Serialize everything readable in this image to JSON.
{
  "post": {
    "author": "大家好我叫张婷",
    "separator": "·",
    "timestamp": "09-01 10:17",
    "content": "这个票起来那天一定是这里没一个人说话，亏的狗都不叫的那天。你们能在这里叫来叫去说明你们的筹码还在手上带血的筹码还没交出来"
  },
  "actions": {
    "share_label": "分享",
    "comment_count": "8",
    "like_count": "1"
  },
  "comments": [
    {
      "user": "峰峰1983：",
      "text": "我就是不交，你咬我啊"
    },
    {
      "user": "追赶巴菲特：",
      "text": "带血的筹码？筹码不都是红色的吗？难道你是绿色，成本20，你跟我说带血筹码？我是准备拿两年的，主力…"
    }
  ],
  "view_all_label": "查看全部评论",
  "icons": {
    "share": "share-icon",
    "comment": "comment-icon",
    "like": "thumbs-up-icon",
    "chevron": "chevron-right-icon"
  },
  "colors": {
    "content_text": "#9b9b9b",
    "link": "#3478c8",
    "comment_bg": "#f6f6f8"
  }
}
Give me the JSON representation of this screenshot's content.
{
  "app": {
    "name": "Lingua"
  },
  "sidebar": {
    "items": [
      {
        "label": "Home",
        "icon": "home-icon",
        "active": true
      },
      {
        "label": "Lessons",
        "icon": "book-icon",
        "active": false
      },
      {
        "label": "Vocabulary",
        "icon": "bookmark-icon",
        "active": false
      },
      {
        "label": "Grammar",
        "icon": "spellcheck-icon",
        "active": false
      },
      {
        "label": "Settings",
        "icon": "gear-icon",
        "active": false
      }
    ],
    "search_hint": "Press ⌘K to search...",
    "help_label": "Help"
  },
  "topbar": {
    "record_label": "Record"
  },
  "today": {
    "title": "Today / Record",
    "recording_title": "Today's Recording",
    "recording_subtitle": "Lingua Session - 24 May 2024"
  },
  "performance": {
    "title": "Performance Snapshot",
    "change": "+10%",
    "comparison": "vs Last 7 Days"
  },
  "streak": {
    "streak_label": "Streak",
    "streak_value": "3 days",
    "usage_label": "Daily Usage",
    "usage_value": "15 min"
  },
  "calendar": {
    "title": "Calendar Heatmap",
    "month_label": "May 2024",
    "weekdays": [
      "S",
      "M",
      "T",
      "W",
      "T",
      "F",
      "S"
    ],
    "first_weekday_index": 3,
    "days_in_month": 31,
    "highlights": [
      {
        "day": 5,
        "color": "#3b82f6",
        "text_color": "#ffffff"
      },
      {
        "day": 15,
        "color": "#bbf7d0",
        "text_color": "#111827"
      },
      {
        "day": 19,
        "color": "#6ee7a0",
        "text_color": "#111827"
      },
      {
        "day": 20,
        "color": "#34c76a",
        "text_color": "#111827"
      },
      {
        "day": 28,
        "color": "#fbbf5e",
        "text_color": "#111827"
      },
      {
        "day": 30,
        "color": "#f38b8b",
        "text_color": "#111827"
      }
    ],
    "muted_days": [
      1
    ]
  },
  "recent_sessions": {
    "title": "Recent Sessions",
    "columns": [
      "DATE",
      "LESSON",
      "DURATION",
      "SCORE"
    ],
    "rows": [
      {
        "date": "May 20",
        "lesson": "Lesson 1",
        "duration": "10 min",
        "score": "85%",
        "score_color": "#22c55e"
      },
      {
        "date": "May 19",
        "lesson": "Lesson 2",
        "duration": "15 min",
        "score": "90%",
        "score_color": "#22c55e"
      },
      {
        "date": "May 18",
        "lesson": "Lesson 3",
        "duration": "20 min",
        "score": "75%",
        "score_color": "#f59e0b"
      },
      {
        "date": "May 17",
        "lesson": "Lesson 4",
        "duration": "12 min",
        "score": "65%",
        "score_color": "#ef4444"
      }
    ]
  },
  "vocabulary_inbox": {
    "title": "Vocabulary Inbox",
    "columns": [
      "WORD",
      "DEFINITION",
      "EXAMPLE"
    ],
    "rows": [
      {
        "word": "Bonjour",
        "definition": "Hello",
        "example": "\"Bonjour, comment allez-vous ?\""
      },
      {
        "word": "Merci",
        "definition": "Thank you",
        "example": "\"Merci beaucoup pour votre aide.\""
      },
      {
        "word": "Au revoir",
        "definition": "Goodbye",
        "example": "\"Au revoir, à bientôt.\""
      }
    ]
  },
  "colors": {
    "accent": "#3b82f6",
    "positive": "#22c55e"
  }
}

# # # # # # #

### REQUIREMENT
Retype the material in full, character for character.

### IN RESPONSE
Serialize everything readable in this image to JSON.
{
  "post": {
    "author": "大家好我叫张婷",
    "separator": "·",
    "timestamp": "09-01 10:17",
    "content": "这个票起来那天一定是这里没一个人说话，亏的狗都不叫的那天。你们能在这里叫来叫去说明你们的筹码还在手上带血的筹码还没交出来"
  },
  "actions": {
    "share_label": "分享",
    "comment_count": "8",
    "like_count": "1"
  },
  "comments": [
    {
      "user": "峰峰1983：",
      "text": "我就是不交，你咬我啊"
    },
    {
      "user": "追赶巴菲特：",
      "text": "带血的筹码？筹码不都是红色的吗？难道你是绿色，成本20，你跟我说带血筹码？我是准备拿两年的，主力…"
    }
  ],
  "view_all_label": "查看全部评论",
  "icons": {
    "share": "share-icon",
    "comment": "comment-icon",
    "like": "thumbs-up-icon",
    "chevron": "chevron-right-icon"
  },
  "colors": {
    "content_text": "#9b9b9b",
    "link": "#3478c8",
    "comment_bg": "#f6f6f8"
  }
}
Give me the JSON representation of this screenshot's content.
{
  "app": {
    "name": "Lingua"
  },
  "sidebar": {
    "items": [
      {
        "label": "Home",
        "icon": "home-icon",
        "active": true
      },
      {
        "label": "Lessons",
        "icon": "book-icon",
        "active": false
      },
      {
        "label": "Vocabulary",
        "icon": "bookmark-icon",
        "active": false
      },
      {
        "label": "Grammar",
        "icon": "spellcheck-icon",
        "active": false
      },
      {
        "label": "Settings",
        "icon": "gear-icon",
        "active": false
      }
    ],
    "search_hint": "Press ⌘K to search...",
    "help_label": "Help"
  },
  "topbar": {
    "record_label": "Record"
  },
  "today": {
    "title": "Today / Record",
    "recording_title": "Today's Recording",
    "recording_subtitle": "Lingua Session - 24 May 2024"
  },
  "performance": {
    "title": "Performance Snapshot",
    "change": "+10%",
    "comparison": "vs Last 7 Days"
  },
  "streak": {
    "streak_label": "Streak",
    "streak_value": "3 days",
    "usage_label": "Daily Usage",
    "usage_value": "15 min"
  },
  "calendar": {
    "title": "Calendar Heatmap",
    "month_label": "May 2024",
    "weekdays": [
      "S",
      "M",
      "T",
      "W",
      "T",
      "F",
      "S"
    ],
    "first_weekday_index": 3,
    "days_in_month": 31,
    "highlights": [
      {
        "day": 5,
        "color": "#3b82f6",
        "text_color": "#ffffff"
      },
      {
        "day": 15,
        "color": "#bbf7d0",
        "text_color": "#111827"
      },
      {
        "day": 19,
        "color": "#6ee7a0",
        "text_color": "#111827"
      },
      {
        "day": 20,
        "color": "#34c76a",
        "text_color": "#111827"
      },
      {
        "day": 28,
        "color": "#fbbf5e",
        "text_color": "#111827"
      },
      {
        "day": 30,
        "color": "#f38b8b",
        "text_color": "#111827"
      }
    ],
    "muted_days": [
      1
    ]
  },
  "recent_sessions": {
    "title": "Recent Sessions",
    "columns": [
      "DATE",
      "LESSON",
      "DURATION",
      "SCORE"
    ],
    "rows": [
      {
        "date": "May 20",
        "lesson": "Lesson 1",
        "duration": "10 min",
        "score": "85%",
        "score_color": "#22c55e"
      },
      {
        "date": "May 19",
        "lesson": "Lesson 2",
        "duration": "15 min",
        "score": "90%",
        "score_color": "#22c55e"
      },
      {
        "date": "May 18",
        "lesson": "Lesson 3",
        "duration": "20 min",
        "score": "75%",
        "score_color": "#f59e0b"
      },
      {
        "date": "May 17",
        "lesson": "Lesson 4",
        "duration": "12 min",
        "score": "65%",
        "score_color": "#ef4444"
      }
    ]
  },
  "vocabulary_inbox": {
    "title": "Vocabulary Inbox",
    "columns": [
      "WORD",
      "DEFINITION",
      "EXAMPLE"
    ],
    "rows": [
      {
        "word": "Bonjour",
        "definition": "Hello",
        "example": "\"Bonjour, comment allez-vous ?\""
      },
      {
        "word": "Merci",
        "definition": "Thank you",
        "example": "\"Merci beaucoup pour votre aide.\""
      },
      {
        "word": "Au revoir",
        "definition": "Goodbye",
        "example": "\"Au revoir, à bientôt.\""
      }
    ]
  },
  "colors": {
    "accent": "#3b82f6",
    "positive": "#22c55e"
  }
}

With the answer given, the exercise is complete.